Extracted entries:
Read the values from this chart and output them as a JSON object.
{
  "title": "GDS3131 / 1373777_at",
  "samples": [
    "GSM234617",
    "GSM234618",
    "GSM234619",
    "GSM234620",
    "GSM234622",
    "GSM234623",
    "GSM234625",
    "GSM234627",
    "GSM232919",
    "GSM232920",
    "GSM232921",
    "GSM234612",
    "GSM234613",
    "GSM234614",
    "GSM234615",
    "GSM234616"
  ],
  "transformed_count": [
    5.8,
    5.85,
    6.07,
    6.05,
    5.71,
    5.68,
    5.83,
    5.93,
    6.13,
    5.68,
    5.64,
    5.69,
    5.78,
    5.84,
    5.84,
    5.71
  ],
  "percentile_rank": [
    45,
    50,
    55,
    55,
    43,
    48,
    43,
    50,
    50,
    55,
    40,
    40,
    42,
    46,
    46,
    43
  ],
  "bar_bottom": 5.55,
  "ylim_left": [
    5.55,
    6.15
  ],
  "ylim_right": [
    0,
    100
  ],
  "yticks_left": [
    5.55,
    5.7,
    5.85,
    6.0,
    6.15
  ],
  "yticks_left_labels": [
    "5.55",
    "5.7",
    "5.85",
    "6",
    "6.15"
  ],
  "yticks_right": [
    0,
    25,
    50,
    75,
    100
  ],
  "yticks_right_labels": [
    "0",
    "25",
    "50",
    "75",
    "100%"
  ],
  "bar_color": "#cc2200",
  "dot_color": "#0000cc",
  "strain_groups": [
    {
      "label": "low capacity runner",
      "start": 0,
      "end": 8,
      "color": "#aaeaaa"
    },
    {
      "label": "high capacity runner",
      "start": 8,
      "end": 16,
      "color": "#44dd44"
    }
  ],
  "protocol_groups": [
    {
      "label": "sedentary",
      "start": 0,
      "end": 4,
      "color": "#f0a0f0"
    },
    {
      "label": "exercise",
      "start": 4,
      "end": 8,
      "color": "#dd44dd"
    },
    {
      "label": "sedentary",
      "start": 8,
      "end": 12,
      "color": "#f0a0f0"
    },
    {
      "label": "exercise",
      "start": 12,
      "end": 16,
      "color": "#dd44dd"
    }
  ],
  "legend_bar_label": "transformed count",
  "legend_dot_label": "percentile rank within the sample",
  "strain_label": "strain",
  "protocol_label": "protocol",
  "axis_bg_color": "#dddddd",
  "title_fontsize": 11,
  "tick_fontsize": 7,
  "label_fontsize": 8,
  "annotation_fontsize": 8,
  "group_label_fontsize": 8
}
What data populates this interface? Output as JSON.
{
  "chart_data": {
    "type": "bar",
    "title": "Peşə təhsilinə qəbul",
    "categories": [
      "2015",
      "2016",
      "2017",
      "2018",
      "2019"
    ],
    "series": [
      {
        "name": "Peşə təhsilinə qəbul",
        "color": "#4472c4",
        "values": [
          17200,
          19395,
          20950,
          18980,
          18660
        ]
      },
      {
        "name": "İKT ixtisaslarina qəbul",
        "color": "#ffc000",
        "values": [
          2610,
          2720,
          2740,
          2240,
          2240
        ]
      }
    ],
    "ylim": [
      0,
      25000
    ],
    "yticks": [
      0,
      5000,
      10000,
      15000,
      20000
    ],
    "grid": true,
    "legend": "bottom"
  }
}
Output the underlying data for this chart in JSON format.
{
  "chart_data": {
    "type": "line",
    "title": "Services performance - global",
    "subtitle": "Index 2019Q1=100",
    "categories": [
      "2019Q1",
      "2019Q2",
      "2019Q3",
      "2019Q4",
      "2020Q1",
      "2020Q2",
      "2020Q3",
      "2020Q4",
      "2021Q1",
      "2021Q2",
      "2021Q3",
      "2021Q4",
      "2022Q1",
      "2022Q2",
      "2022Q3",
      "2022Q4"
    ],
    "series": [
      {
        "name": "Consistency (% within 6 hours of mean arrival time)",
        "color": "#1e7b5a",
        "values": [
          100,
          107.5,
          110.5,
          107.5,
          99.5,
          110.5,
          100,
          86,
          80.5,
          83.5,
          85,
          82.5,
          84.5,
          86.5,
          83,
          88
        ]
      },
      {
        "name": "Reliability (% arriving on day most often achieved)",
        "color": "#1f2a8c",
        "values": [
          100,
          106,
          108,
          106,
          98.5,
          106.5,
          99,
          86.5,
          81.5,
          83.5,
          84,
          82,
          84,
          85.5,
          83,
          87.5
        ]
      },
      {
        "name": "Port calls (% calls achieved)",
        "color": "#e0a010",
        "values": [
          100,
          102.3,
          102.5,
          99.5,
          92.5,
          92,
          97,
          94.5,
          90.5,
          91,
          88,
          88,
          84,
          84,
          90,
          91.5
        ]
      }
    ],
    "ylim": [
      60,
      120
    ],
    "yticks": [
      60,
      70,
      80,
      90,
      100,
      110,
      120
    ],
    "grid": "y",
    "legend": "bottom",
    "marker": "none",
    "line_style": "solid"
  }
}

Work to be completed: Reproduce the material in full, with no word added or dropped.

Response for this exercise:
Read the values from this chart and output them as a JSON object.
{
  "title": "GDS3131 / 1373777_at",
  "samples": [
    "GSM234617",
    "GSM234618",
    "GSM234619",
    "GSM234620",
    "GSM234622",
    "GSM234623",
    "GSM234625",
    "GSM234627",
    "GSM232919",
    "GSM232920",
    "GSM232921",
    "GSM234612",
    "GSM234613",
    "GSM234614",
    "GSM234615",
    "GSM234616"
  ],
  "transformed_count": [
    5.8,
    5.85,
    6.07,
    6.05,
    5.71,
    5.68,
    5.83,
    5.93,
    6.13,
    5.68,
    5.64,
    5.69,
    5.78,
    5.84,
    5.84,
    5.71
  ],
  "percentile_rank": [
    45,
    50,
    55,
    55,
    43,
    48,
    43,
    50,
    50,
    55,
    40,
    40,
    42,
    46,
    46,
    43
  ],
  "bar_bottom": 5.55,
  "ylim_left": [
    5.55,
    6.15
  ],
  "ylim_right": [
    0,
    100
  ],
  "yticks_left": [
    5.55,
    5.7,
    5.85,
    6.0,
    6.15
  ],
  "yticks_left_labels": [
    "5.55",
    "5.7",
    "5.85",
    "6",
    "6.15"
  ],
  "yticks_right": [
    0,
    25,
    50,
    75,
    100
  ],
  "yticks_right_labels": [
    "0",
    "25",
    "50",
    "75",
    "100%"
  ],
  "bar_color": "#cc2200",
  "dot_color": "#0000cc",
  "strain_groups": [
    {
      "label": "low capacity runner",
      "start": 0,
      "end": 8,
      "color": "#aaeaaa"
    },
    {
      "label": "high capacity runner",
      "start": 8,
      "end": 16,
      "color": "#44dd44"
    }
  ],
  "protocol_groups": [
    {
      "label": "sedentary",
      "start": 0,
      "end": 4,
      "color": "#f0a0f0"
    },
    {
      "label": "exercise",
      "start": 4,
      "end": 8,
      "color": "#dd44dd"
    },
    {
      "label": "sedentary",
      "start": 8,
      "end": 12,
      "color": "#f0a0f0"
    },
    {
      "label": "exercise",
      "start": 12,
      "end": 16,
      "color": "#dd44dd"
    }
  ],
  "legend_bar_label": "transformed count",
  "legend_dot_label": "percentile rank within the sample",
  "strain_label": "strain",
  "protocol_label": "protocol",
  "axis_bg_color": "#dddddd",
  "title_fontsize": 11,
  "tick_fontsize": 7,
  "label_fontsize": 8,
  "annotation_fontsize": 8,
  "group_label_fontsize": 8
}
What data populates this interface? Output as JSON.
{
  "chart_data": {
    "type": "bar",
    "title": "Peşə təhsilinə qəbul",
    "categories": [
      "2015",
      "2016",
      "2017",
      "2018",
      "2019"
    ],
    "series": [
      {
        "name": "Peşə təhsilinə qəbul",
        "color": "#4472c4",
        "values": [
          17200,
          19395,
          20950,
          18980,
          18660
        ]
      },
      {
        "name": "İKT ixtisaslarina qəbul",
        "color": "#ffc000",
        "values": [
          2610,
          2720,
          2740,
          2240,
          2240
        ]
      }
    ],
    "ylim": [
      0,
      25000
    ],
    "yticks": [
      0,
      5000,
      10000,
      15000,
      20000
    ],
    "grid": true,
    "legend": "bottom"
  }
}
Output the underlying data for this chart in JSON format.
{
  "chart_data": {
    "type": "line",
    "title": "Services performance - global",
    "subtitle": "Index 2019Q1=100",
    "categories": [
      "2019Q1",
      "2019Q2",
      "2019Q3",
      "2019Q4",
      "2020Q1",
      "2020Q2",
      "2020Q3",
      "2020Q4",
      "2021Q1",
      "2021Q2",
      "2021Q3",
      "2021Q4",
      "2022Q1",
      "2022Q2",
      "2022Q3",
      "2022Q4"
    ],
    "series": [
      {
        "name": "Consistency (% within 6 hours of mean arrival time)",
        "color": "#1e7b5a",
        "values": [
          100,
          107.5,
          110.5,
          107.5,
          99.5,
          110.5,
          100,
          86,
          80.5,
          83.5,
          85,
          82.5,
          84.5,
          86.5,
          83,
          88
        ]
      },
      {
        "name": "Reliability (% arriving on day most often achieved)",
        "color": "#1f2a8c",
        "values": [
          100,
          106,
          108,
          106,
          98.5,
          106.5,
          99,
          86.5,
          81.5,
          83.5,
          84,
          82,
          84,
          85.5,
          83,
          87.5
        ]
      },
      {
        "name": "Port calls (% calls achieved)",
        "color": "#e0a010",
        "values": [
          100,
          102.3,
          102.5,
          99.5,
          92.5,
          92,
          97,
          94.5,
          90.5,
          91,
          88,
          88,
          84,
          84,
          90,
          91.5
        ]
      }
    ],
    "ylim": [
      60,
      120
    ],
    "yticks": [
      60,
      70,
      80,
      90,
      100,
      110,
      120
    ],
    "grid": "y",
    "legend": "bottom",
    "marker": "none",
    "line_style": "solid"
  }
}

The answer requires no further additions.